◆ **INSTRUCTIONS FOR THE TASK**: Could you turn each line of the material below into a numbered list, leaving out any blank lines?

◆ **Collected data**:
%%
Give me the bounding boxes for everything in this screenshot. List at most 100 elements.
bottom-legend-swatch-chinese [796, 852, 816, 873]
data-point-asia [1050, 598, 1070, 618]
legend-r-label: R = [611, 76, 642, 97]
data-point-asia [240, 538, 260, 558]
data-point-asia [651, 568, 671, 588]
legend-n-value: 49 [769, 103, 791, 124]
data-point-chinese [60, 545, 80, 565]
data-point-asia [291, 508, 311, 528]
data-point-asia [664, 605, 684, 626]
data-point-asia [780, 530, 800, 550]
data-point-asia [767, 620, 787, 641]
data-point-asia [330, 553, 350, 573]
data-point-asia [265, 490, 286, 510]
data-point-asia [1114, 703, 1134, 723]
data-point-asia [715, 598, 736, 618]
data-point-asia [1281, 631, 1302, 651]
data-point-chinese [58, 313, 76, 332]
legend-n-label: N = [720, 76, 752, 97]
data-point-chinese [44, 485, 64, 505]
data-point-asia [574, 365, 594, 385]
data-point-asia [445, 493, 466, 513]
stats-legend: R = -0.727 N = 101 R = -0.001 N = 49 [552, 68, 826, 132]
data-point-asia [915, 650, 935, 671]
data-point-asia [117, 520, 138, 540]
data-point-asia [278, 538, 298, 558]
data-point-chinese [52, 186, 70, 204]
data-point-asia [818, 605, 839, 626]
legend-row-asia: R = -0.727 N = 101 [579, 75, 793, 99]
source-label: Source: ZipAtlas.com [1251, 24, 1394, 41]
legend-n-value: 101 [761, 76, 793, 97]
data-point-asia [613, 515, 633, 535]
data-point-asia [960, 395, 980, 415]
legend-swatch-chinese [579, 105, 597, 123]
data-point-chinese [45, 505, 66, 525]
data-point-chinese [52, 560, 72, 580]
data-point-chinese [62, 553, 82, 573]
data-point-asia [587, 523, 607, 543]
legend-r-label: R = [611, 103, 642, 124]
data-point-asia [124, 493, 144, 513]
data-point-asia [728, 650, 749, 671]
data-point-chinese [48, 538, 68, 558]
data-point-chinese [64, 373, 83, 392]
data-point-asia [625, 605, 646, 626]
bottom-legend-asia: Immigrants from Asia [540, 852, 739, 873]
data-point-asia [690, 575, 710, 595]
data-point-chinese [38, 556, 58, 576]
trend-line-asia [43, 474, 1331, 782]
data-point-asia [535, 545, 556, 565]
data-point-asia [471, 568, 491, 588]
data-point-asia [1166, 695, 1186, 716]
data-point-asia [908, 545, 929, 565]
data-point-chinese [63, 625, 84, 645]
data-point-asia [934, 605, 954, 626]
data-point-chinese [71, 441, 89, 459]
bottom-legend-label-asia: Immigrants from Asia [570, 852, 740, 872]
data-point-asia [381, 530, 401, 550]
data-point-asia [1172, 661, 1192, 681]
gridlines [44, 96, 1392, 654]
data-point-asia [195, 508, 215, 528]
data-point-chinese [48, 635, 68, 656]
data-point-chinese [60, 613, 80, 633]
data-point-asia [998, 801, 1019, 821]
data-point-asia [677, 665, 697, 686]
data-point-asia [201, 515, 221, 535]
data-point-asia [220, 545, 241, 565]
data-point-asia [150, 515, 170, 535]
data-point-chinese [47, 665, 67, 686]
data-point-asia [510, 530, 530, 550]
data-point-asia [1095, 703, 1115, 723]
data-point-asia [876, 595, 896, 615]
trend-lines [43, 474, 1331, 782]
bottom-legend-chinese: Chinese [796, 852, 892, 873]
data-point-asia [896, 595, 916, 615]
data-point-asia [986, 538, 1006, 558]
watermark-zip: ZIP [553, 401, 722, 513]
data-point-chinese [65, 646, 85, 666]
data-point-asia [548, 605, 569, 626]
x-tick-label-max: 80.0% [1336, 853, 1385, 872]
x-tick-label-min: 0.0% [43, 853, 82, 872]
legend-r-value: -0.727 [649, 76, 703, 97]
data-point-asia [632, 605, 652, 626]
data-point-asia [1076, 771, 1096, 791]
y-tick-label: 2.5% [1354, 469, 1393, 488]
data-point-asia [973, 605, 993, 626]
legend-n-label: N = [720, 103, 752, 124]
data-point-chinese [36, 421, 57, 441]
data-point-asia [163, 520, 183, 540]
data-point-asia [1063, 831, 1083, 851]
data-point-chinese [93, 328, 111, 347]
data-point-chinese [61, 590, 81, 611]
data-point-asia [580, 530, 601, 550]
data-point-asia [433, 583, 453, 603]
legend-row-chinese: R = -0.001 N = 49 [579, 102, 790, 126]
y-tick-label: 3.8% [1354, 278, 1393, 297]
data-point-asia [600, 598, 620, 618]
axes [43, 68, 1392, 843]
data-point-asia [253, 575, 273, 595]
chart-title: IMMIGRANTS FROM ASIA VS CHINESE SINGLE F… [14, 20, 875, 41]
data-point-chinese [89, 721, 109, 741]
%%
◆ **EXERCISE SOLUTION**:
1. Give me the bounding boxes for everything in this screenshot. List at most 100 elements.
2. bottom-legend-swatch-chinese [796, 852, 816, 873]
3. data-point-asia [1050, 598, 1070, 618]
4. legend-r-label: R = [611, 76, 642, 97]
5. data-point-asia [240, 538, 260, 558]
6. data-point-asia [651, 568, 671, 588]
7. legend-n-value: 49 [769, 103, 791, 124]
8. data-point-chinese [60, 545, 80, 565]
9. data-point-asia [291, 508, 311, 528]
10. data-point-asia [664, 605, 684, 626]
11. data-point-asia [780, 530, 800, 550]
12. data-point-asia [767, 620, 787, 641]
13. data-point-asia [330, 553, 350, 573]
14. data-point-asia [265, 490, 286, 510]
15. data-point-asia [1114, 703, 1134, 723]
16. data-point-asia [715, 598, 736, 618]
17. data-point-asia [1281, 631, 1302, 651]
18. data-point-chinese [58, 313, 76, 332]
19. legend-n-label: N = [720, 76, 752, 97]
20. data-point-chinese [44, 485, 64, 505]
21. data-point-asia [574, 365, 594, 385]
22. data-point-asia [445, 493, 466, 513]
23. stats-legend: R = -0.727 N = 101 R = -0.001 N = 49 [552, 68, 826, 132]
24. data-point-asia [915, 650, 935, 671]
25. data-point-asia [117, 520, 138, 540]
26. data-point-asia [278, 538, 298, 558]
27. data-point-chinese [52, 186, 70, 204]
28. data-point-asia [818, 605, 839, 626]
29. legend-row-asia: R = -0.727 N = 101 [579, 75, 793, 99]
30. source-label: Source: ZipAtlas.com [1251, 24, 1394, 41]
31. legend-n-value: 101 [761, 76, 793, 97]
32. data-point-asia [613, 515, 633, 535]
33. data-point-asia [960, 395, 980, 415]
34. legend-swatch-chinese [579, 105, 597, 123]
35. data-point-chinese [45, 505, 66, 525]
36. data-point-chinese [52, 560, 72, 580]
37. data-point-chinese [62, 553, 82, 573]
38. data-point-asia [587, 523, 607, 543]
39. legend-r-label: R = [611, 103, 642, 124]
40. data-point-asia [124, 493, 144, 513]
41. data-point-asia [728, 650, 749, 671]
42. data-point-chinese [48, 538, 68, 558]
43. data-point-chinese [64, 373, 83, 392]
44. data-point-asia [625, 605, 646, 626]
45. bottom-legend-asia: Immigrants from Asia [540, 852, 739, 873]
46. data-point-asia [690, 575, 710, 595]
47. data-point-chinese [38, 556, 58, 576]
48. trend-line-asia [43, 474, 1331, 782]
49. data-point-asia [535, 545, 556, 565]
50. data-point-asia [471, 568, 491, 588]
51. data-point-asia [1166, 695, 1186, 716]
52. data-point-asia [908, 545, 929, 565]
53. data-point-chinese [63, 625, 84, 645]
54. data-point-asia [934, 605, 954, 626]
55. data-point-chinese [71, 441, 89, 459]
56. bottom-legend-label-asia: Immigrants from Asia [570, 852, 740, 872]
57. data-point-asia [381, 530, 401, 550]
58. data-point-asia [1172, 661, 1192, 681]
59. gridlines [44, 96, 1392, 654]
60. data-point-asia [195, 508, 215, 528]
61. data-point-chinese [48, 635, 68, 656]
62. data-point-chinese [60, 613, 80, 633]
63. data-point-asia [998, 801, 1019, 821]
64. data-point-asia [677, 665, 697, 686]
65. data-point-asia [201, 515, 221, 535]
66. data-point-asia [220, 545, 241, 565]
67. data-point-asia [150, 515, 170, 535]
68. data-point-chinese [47, 665, 67, 686]
69. data-point-asia [510, 530, 530, 550]
70. data-point-asia [1095, 703, 1115, 723]
71. data-point-asia [876, 595, 896, 615]
72. trend-lines [43, 474, 1331, 782]
73. bottom-legend-chinese: Chinese [796, 852, 892, 873]
74. data-point-asia [896, 595, 916, 615]
75. data-point-asia [986, 538, 1006, 558]
76. watermark-zip: ZIP [553, 401, 722, 513]
77. data-point-chinese [65, 646, 85, 666]
78. data-point-asia [548, 605, 569, 626]
79. x-tick-label-max: 80.0% [1336, 853, 1385, 872]
80. x-tick-label-min: 0.0% [43, 853, 82, 872]
81. legend-r-value: -0.727 [649, 76, 703, 97]
82. data-point-asia [632, 605, 652, 626]
83. data-point-asia [1076, 771, 1096, 791]
84. y-tick-label: 2.5% [1354, 469, 1393, 488]
85. data-point-asia [973, 605, 993, 626]
86. legend-n-label: N = [720, 103, 752, 124]
87. data-point-chinese [36, 421, 57, 441]
88. data-point-asia [163, 520, 183, 540]
89. data-point-asia [1063, 831, 1083, 851]
90. data-point-chinese [93, 328, 111, 347]
91. data-point-chinese [61, 590, 81, 611]
92. data-point-asia [580, 530, 601, 550]
93. data-point-asia [433, 583, 453, 603]
94. legend-row-chinese: R = -0.001 N = 49 [579, 102, 790, 126]
95. y-tick-label: 3.8% [1354, 278, 1393, 297]
96. data-point-asia [600, 598, 620, 618]
97. axes [43, 68, 1392, 843]
98. data-point-asia [253, 575, 273, 595]
99. chart-title: IMMIGRANTS FROM ASIA VS CHINESE SINGLE F… [14, 20, 875, 41]
100. data-point-chinese [89, 721, 109, 741]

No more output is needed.